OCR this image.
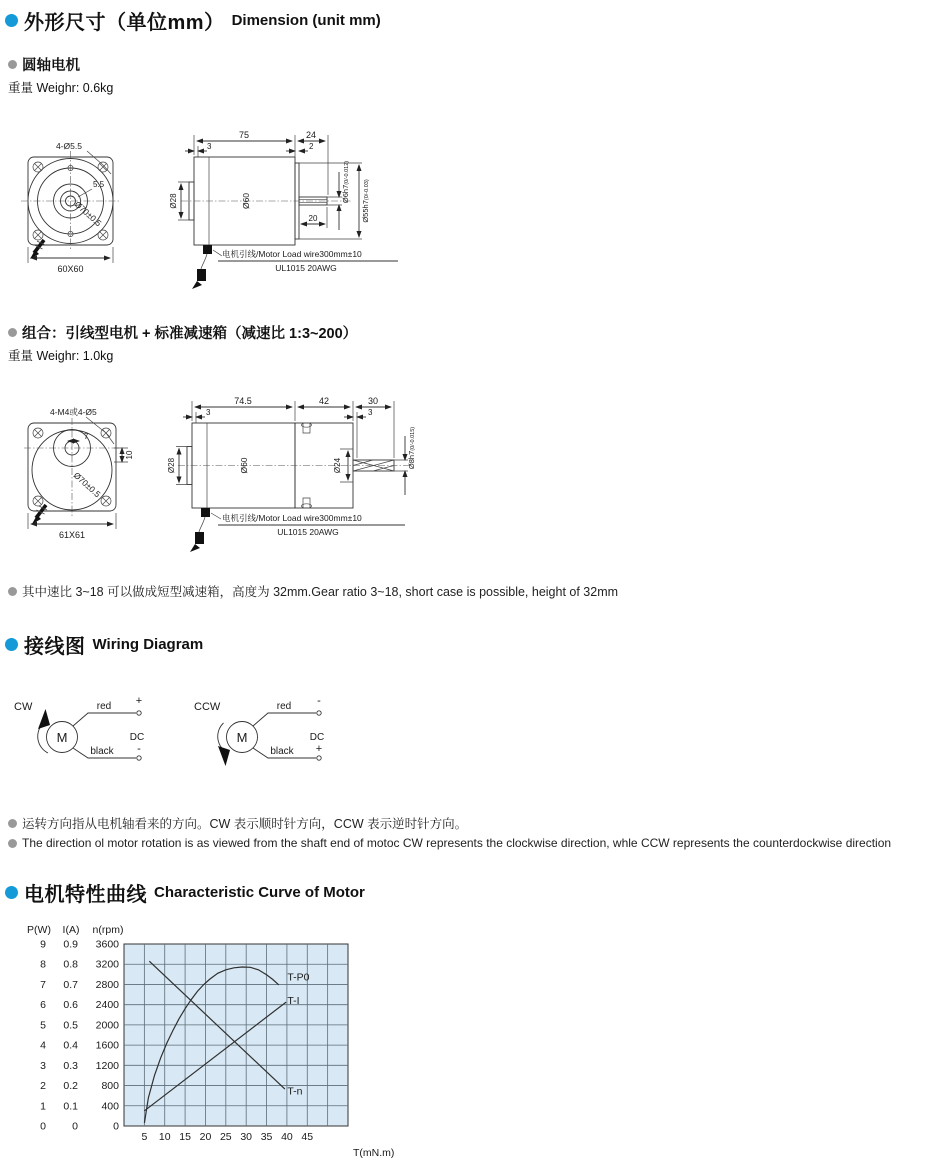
外形尺寸（单位mm） Dimension (unit mm)
圆轴电机
重量 Weighr: 0.6kg
4-Ø5.5
5.5
Ø70±0.5
60X60
75	24
3	2
Ø28	Ø60	Ø6h7(0/-0.012)
Ø55h7(0/-0.03)
20
电机引线/Motor Load wire300mm±10
UL1015 20AWG
组合：引线型电机 + 标准减速箱（减速比 1:3~200）
重量 Weighr: 1.0kg
4-M4或4-Ø5
7
10
Ø70±0.5
61X61
74.5	42	30
3	3
Ø28	Ø60	Ø24	Ø8h7(0/-0.015)
电机引线/Motor Load wire300mm±10
UL1015 20AWG
其中速比 3~18 可以做成短型减速箱，高度为 32mm.Gear ratio 3~18, short case is possible, height of 32mm
接线图 Wiring Diagram
CW
M
red +
black -
DC
CCW
M
red -
black +
DC
运转方向指从电机轴看来的方向。CW 表示顺时针方向，CCW 表示逆时针方向。
The direction ol motor rotation is as viewed from the shaft end of motoc CW represents the clockwise direction, whle CCW represents the counterdockwise direction
电机特性曲线 Characteristic Curve of Motor
P(W)
9
8
7
6
5
4
3
2
1
0
I(A)
0.9
0.8
0.7
0.6
0.5
0.4
0.3
0.2
0.1
0
n(rpm)
3600
3200
2800
2400
2000
1600
1200
800
400
0
5 10 15 20 25 30 35 40 45
T(mN.m)
T-P0
T-I
T-n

Description of the task:
Repeat the records above exactly, leaving out the pictures.

Expected output:
OCR this image.
外形尺寸（单位mm） Dimension (unit mm)
圆轴电机
重量 Weighr: 0.6kg
4-Ø5.5
5.5
Ø70±0.5
60X60
75	24
3	2
Ø28	Ø60	Ø6h7(0/-0.012)
Ø55h7(0/-0.03)
20
电机引线/Motor Load wire300mm±10
UL1015 20AWG
组合：引线型电机 + 标准减速箱（减速比 1:3~200）
重量 Weighr: 1.0kg
4-M4或4-Ø5
7
10
Ø70±0.5
61X61
74.5	42	30
3	3
Ø28	Ø60	Ø24	Ø8h7(0/-0.015)
电机引线/Motor Load wire300mm±10
UL1015 20AWG
其中速比 3~18 可以做成短型减速箱，高度为 32mm.Gear ratio 3~18, short case is possible, height of 32mm
接线图 Wiring Diagram
CW
M
red +
black -
DC
CCW
M
red -
black +
DC
运转方向指从电机轴看来的方向。CW 表示顺时针方向，CCW 表示逆时针方向。
The direction ol motor rotation is as viewed from the shaft end of motoc CW represents the clockwise direction, whle CCW represents the counterdockwise direction
电机特性曲线 Characteristic Curve of Motor
P(W)
9
8
7
6
5
4
3
2
1
0
I(A)
0.9
0.8
0.7
0.6
0.5
0.4
0.3
0.2
0.1
0
n(rpm)
3600
3200
2800
2400
2000
1600
1200
800
400
0
5 10 15 20 25 30 35 40 45
T(mN.m)
T-P0
T-I
T-n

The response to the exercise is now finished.